:: Material provided

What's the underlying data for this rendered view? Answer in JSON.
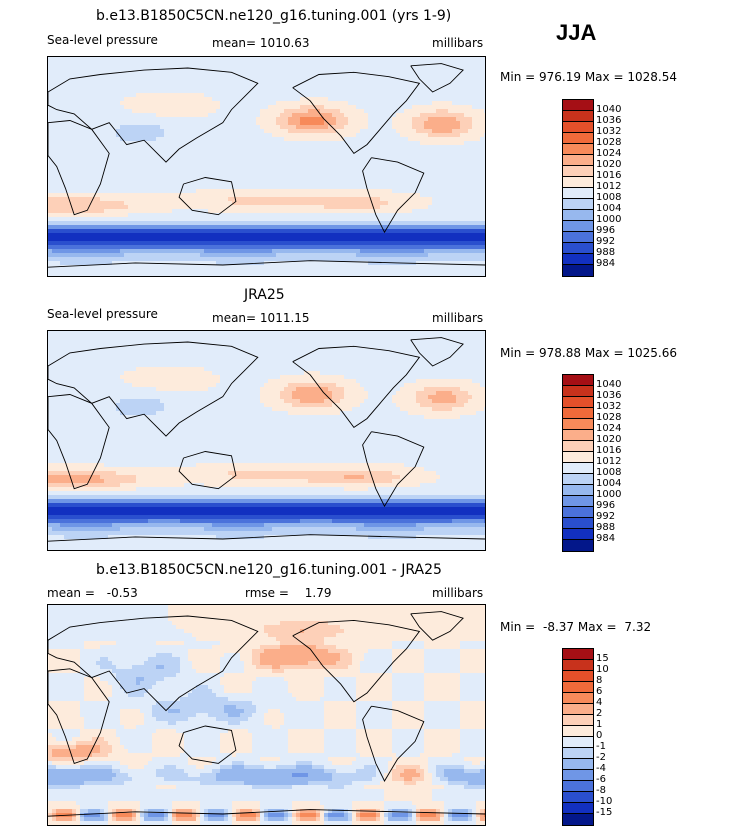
{
  "season": "JJA",
  "chart_data": [
    {
      "type": "heatmap",
      "title": "b.e13.B1850C5CN.ne120_g16.tuning.001 (yrs 1-9)",
      "variable": "Sea-level pressure",
      "mean_label": "mean=",
      "mean": "1010.63",
      "units": "millibars",
      "min_label": "Min =",
      "min": "976.19",
      "max_label": "Max =",
      "max": "1028.54",
      "levels": [
        "1040",
        "1036",
        "1032",
        "1028",
        "1024",
        "1020",
        "1016",
        "1012",
        "1008",
        "1004",
        "1000",
        "996",
        "992",
        "988",
        "984"
      ],
      "colors": [
        "#a50f15",
        "#c8321c",
        "#e4502a",
        "#f06a3a",
        "#f78a5a",
        "#fbae8a",
        "#fdd0b8",
        "#fdebdc",
        "#e1ecfa",
        "#bcd3f5",
        "#97b8ee",
        "#6f96e6",
        "#4b72db",
        "#2a4fce",
        "#1230c0",
        "#03178a"
      ],
      "field": {
        "high_pacific": 1026,
        "high_atlantic": 1024,
        "high_south": 1020,
        "southern_ocean_low": 985
      }
    },
    {
      "type": "heatmap",
      "title": "JRA25",
      "variable": "Sea-level pressure",
      "mean_label": "mean=",
      "mean": "1011.15",
      "units": "millibars",
      "min_label": "Min =",
      "min": "978.88",
      "max_label": "Max =",
      "max": "1025.66",
      "levels": [
        "1040",
        "1036",
        "1032",
        "1028",
        "1024",
        "1020",
        "1016",
        "1012",
        "1008",
        "1004",
        "1000",
        "996",
        "992",
        "988",
        "984"
      ],
      "colors": [
        "#a50f15",
        "#c8321c",
        "#e4502a",
        "#f06a3a",
        "#f78a5a",
        "#fbae8a",
        "#fdd0b8",
        "#fdebdc",
        "#e1ecfa",
        "#bcd3f5",
        "#97b8ee",
        "#6f96e6",
        "#4b72db",
        "#2a4fce",
        "#1230c0",
        "#03178a"
      ],
      "field": {
        "high_pacific": 1024,
        "high_atlantic": 1022,
        "high_south": 1022,
        "southern_ocean_low": 986
      }
    },
    {
      "type": "heatmap",
      "title": "b.e13.B1850C5CN.ne120_g16.tuning.001 - JRA25",
      "mean_label": "mean =",
      "mean": "-0.53",
      "rmse_label": "rmse =",
      "rmse": "1.79",
      "units": "millibars",
      "min_label": "Min =",
      "min": "-8.37",
      "max_label": "Max =",
      "max": "7.32",
      "levels": [
        "15",
        "10",
        "8",
        "6",
        "4",
        "2",
        "1",
        "0",
        "-1",
        "-2",
        "-4",
        "-6",
        "-8",
        "-10",
        "-15"
      ],
      "colors": [
        "#a50f15",
        "#c8321c",
        "#e4502a",
        "#f06a3a",
        "#f78a5a",
        "#fbae8a",
        "#fdd0b8",
        "#fdebdc",
        "#e1ecfa",
        "#bcd3f5",
        "#97b8ee",
        "#6f96e6",
        "#4b72db",
        "#2a4fce",
        "#1230c0",
        "#03178a"
      ],
      "field": {
        "north_pacific": 4,
        "south_pacific": 3,
        "southern_ocean": -4
      }
    }
  ]
}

::::

*Task statement*
Leaving all pictures aside, quote each record exactly.

*Output*
What's the underlying data for this rendered view? Answer in JSON.
{
  "season": "JJA",
  "chart_data": [
    {
      "type": "heatmap",
      "title": "b.e13.B1850C5CN.ne120_g16.tuning.001 (yrs 1-9)",
      "variable": "Sea-level pressure",
      "mean_label": "mean=",
      "mean": "1010.63",
      "units": "millibars",
      "min_label": "Min =",
      "min": "976.19",
      "max_label": "Max =",
      "max": "1028.54",
      "levels": [
        "1040",
        "1036",
        "1032",
        "1028",
        "1024",
        "1020",
        "1016",
        "1012",
        "1008",
        "1004",
        "1000",
        "996",
        "992",
        "988",
        "984"
      ],
      "colors": [
        "#a50f15",
        "#c8321c",
        "#e4502a",
        "#f06a3a",
        "#f78a5a",
        "#fbae8a",
        "#fdd0b8",
        "#fdebdc",
        "#e1ecfa",
        "#bcd3f5",
        "#97b8ee",
        "#6f96e6",
        "#4b72db",
        "#2a4fce",
        "#1230c0",
        "#03178a"
      ],
      "field": {
        "high_pacific": 1026,
        "high_atlantic": 1024,
        "high_south": 1020,
        "southern_ocean_low": 985
      }
    },
    {
      "type": "heatmap",
      "title": "JRA25",
      "variable": "Sea-level pressure",
      "mean_label": "mean=",
      "mean": "1011.15",
      "units": "millibars",
      "min_label": "Min =",
      "min": "978.88",
      "max_label": "Max =",
      "max": "1025.66",
      "levels": [
        "1040",
        "1036",
        "1032",
        "1028",
        "1024",
        "1020",
        "1016",
        "1012",
        "1008",
        "1004",
        "1000",
        "996",
        "992",
        "988",
        "984"
      ],
      "colors": [
        "#a50f15",
        "#c8321c",
        "#e4502a",
        "#f06a3a",
        "#f78a5a",
        "#fbae8a",
        "#fdd0b8",
        "#fdebdc",
        "#e1ecfa",
        "#bcd3f5",
        "#97b8ee",
        "#6f96e6",
        "#4b72db",
        "#2a4fce",
        "#1230c0",
        "#03178a"
      ],
      "field": {
        "high_pacific": 1024,
        "high_atlantic": 1022,
        "high_south": 1022,
        "southern_ocean_low": 986
      }
    },
    {
      "type": "heatmap",
      "title": "b.e13.B1850C5CN.ne120_g16.tuning.001 - JRA25",
      "mean_label": "mean =",
      "mean": "-0.53",
      "rmse_label": "rmse =",
      "rmse": "1.79",
      "units": "millibars",
      "min_label": "Min =",
      "min": "-8.37",
      "max_label": "Max =",
      "max": "7.32",
      "levels": [
        "15",
        "10",
        "8",
        "6",
        "4",
        "2",
        "1",
        "0",
        "-1",
        "-2",
        "-4",
        "-6",
        "-8",
        "-10",
        "-15"
      ],
      "colors": [
        "#a50f15",
        "#c8321c",
        "#e4502a",
        "#f06a3a",
        "#f78a5a",
        "#fbae8a",
        "#fdd0b8",
        "#fdebdc",
        "#e1ecfa",
        "#bcd3f5",
        "#97b8ee",
        "#6f96e6",
        "#4b72db",
        "#2a4fce",
        "#1230c0",
        "#03178a"
      ],
      "field": {
        "north_pacific": 4,
        "south_pacific": 3,
        "southern_ocean": -4
      }
    }
  ]
}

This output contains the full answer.